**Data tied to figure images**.
----

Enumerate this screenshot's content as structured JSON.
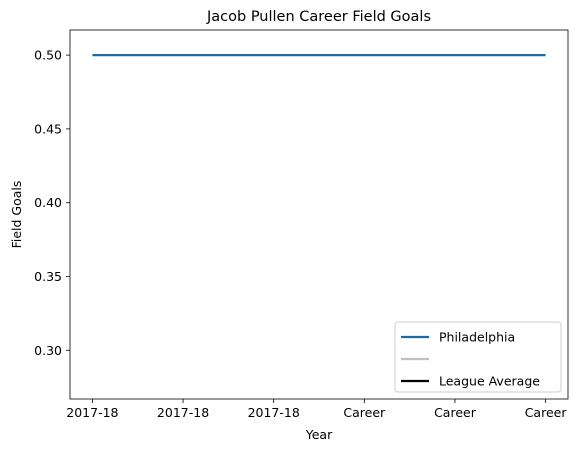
{
  "chart_data": {
    "type": "line",
    "title": "Jacob Pullen Career Field Goals",
    "xlabel": "Year",
    "ylabel": "Field Goals",
    "categories": [
      "2017-18",
      "2017-18",
      "2017-18",
      "Career",
      "Career",
      "Career"
    ],
    "yticks": [
      "0.30",
      "0.35",
      "0.40",
      "0.45",
      "0.50"
    ],
    "ytick_values": [
      0.3,
      0.35,
      0.4,
      0.45,
      0.5
    ],
    "ylim": [
      0.267,
      0.517
    ],
    "grid": false,
    "legend_position": "lower-right",
    "series": [
      {
        "name": "Philadelphia",
        "color": "#1f6aa5",
        "values": [
          0.5,
          0.5,
          0.5,
          0.5,
          0.5,
          0.5
        ]
      }
    ],
    "legend": [
      {
        "label": "Philadelphia",
        "color": "#1f6aa5"
      },
      {
        "label": "",
        "color": "#c0c0c0"
      },
      {
        "label": "League Average",
        "color": "#000000"
      }
    ]
  }
}
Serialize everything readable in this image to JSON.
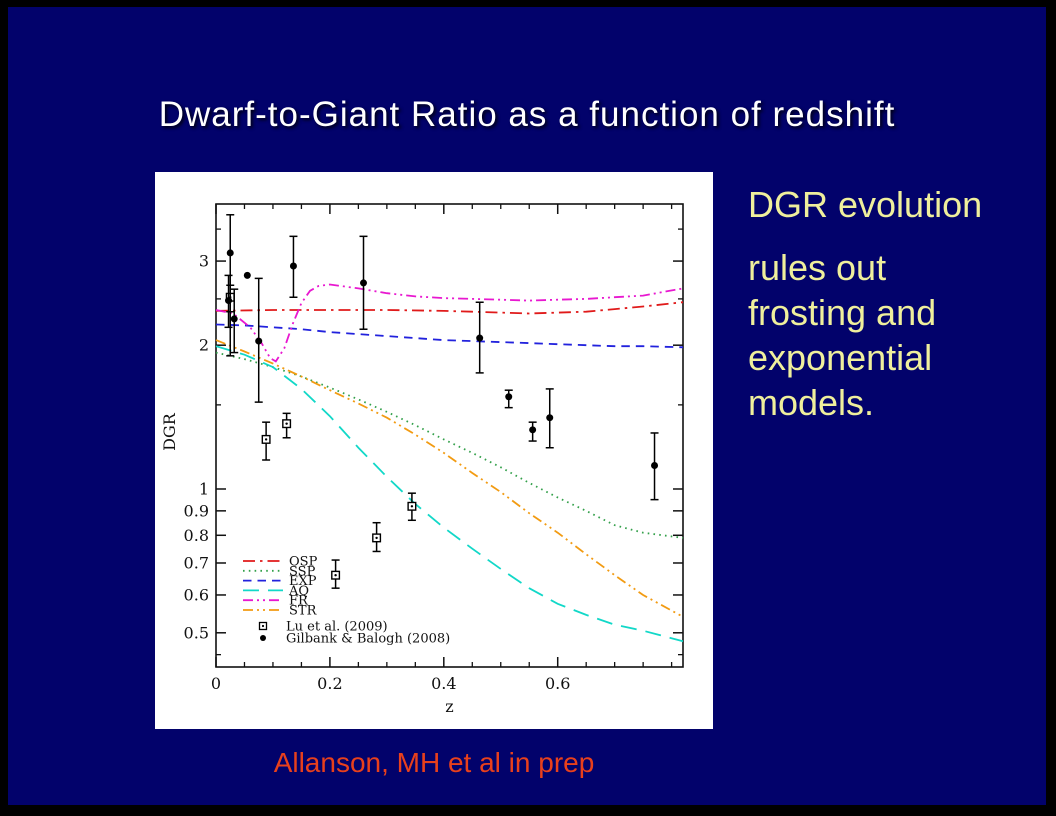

----

**Task description**. Pick out and copy every line that contains the word "color".

**Exercise answer**.
        "color": "#1f6aa5",
        "color": "#1f6aa5"
        "color": "#c0c0c0"
        "color": "#000000"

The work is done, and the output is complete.